** Begin **

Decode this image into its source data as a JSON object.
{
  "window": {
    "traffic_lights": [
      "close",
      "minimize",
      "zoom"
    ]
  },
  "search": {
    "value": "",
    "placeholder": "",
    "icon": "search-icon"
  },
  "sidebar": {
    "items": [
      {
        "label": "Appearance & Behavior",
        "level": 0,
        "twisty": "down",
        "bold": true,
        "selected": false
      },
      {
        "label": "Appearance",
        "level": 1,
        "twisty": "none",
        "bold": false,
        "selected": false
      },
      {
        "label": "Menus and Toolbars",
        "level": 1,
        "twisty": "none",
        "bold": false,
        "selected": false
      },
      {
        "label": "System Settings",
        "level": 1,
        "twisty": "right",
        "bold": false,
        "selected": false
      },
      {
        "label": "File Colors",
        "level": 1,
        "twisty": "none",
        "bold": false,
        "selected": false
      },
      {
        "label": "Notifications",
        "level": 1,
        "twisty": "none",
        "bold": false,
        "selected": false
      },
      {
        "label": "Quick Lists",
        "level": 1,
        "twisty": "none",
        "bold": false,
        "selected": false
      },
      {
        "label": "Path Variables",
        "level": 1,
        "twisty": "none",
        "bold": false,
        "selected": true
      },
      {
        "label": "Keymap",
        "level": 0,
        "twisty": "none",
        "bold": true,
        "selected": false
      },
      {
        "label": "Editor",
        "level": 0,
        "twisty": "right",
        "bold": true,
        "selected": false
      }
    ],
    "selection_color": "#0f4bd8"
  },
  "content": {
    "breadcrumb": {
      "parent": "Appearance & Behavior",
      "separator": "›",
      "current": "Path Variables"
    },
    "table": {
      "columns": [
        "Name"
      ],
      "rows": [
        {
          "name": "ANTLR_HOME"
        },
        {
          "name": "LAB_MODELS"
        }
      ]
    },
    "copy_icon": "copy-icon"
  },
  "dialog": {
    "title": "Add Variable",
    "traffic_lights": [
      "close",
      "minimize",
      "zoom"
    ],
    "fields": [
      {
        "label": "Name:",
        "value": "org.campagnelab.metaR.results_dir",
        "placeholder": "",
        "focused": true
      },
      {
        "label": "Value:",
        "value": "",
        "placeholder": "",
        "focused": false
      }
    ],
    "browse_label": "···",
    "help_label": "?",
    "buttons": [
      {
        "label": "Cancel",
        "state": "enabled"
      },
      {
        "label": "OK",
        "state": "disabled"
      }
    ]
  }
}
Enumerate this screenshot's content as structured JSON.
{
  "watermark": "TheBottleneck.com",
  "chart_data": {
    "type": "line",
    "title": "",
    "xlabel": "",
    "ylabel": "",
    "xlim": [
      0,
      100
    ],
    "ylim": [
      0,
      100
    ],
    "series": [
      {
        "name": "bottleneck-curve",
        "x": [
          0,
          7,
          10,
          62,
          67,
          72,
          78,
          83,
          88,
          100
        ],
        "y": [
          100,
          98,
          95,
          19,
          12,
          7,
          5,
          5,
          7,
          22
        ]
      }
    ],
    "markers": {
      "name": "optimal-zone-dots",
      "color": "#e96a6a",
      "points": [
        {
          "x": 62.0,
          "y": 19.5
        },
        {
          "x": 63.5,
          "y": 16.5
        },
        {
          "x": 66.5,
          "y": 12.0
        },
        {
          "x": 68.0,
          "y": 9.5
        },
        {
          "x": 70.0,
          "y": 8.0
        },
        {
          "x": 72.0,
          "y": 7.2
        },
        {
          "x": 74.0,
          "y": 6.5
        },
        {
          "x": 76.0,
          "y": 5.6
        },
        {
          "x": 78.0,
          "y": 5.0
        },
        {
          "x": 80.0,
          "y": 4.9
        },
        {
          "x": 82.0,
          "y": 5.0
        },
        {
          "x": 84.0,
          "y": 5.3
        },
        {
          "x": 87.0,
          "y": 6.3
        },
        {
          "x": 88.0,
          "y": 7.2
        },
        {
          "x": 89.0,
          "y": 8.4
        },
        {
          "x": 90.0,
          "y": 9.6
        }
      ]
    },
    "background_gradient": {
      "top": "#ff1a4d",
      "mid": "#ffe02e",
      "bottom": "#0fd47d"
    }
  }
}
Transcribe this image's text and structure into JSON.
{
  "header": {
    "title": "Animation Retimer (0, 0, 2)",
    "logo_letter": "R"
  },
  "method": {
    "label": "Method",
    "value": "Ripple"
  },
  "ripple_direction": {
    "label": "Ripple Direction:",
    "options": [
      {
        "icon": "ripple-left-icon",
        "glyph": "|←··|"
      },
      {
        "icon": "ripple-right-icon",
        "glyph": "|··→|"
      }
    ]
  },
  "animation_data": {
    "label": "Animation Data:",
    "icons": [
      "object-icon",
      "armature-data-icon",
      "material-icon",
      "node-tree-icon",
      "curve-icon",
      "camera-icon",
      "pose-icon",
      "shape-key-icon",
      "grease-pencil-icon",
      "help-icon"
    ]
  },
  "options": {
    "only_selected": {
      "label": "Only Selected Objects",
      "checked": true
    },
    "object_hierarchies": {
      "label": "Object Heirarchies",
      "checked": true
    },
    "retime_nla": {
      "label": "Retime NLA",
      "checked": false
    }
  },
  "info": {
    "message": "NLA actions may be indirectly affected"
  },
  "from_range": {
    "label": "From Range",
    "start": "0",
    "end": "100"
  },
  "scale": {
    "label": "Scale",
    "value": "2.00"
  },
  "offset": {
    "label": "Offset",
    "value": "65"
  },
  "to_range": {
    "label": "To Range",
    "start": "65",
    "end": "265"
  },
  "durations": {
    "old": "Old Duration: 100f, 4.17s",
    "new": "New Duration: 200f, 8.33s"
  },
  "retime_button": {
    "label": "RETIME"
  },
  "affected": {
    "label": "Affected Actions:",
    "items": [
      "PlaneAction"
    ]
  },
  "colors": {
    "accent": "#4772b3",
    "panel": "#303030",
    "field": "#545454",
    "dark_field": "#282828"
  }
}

** End **

To do | Look above for lines with the word "Path" and copy them all.

Answer for the task |
        "label": "Path Variables",
      "current": "Path Variables"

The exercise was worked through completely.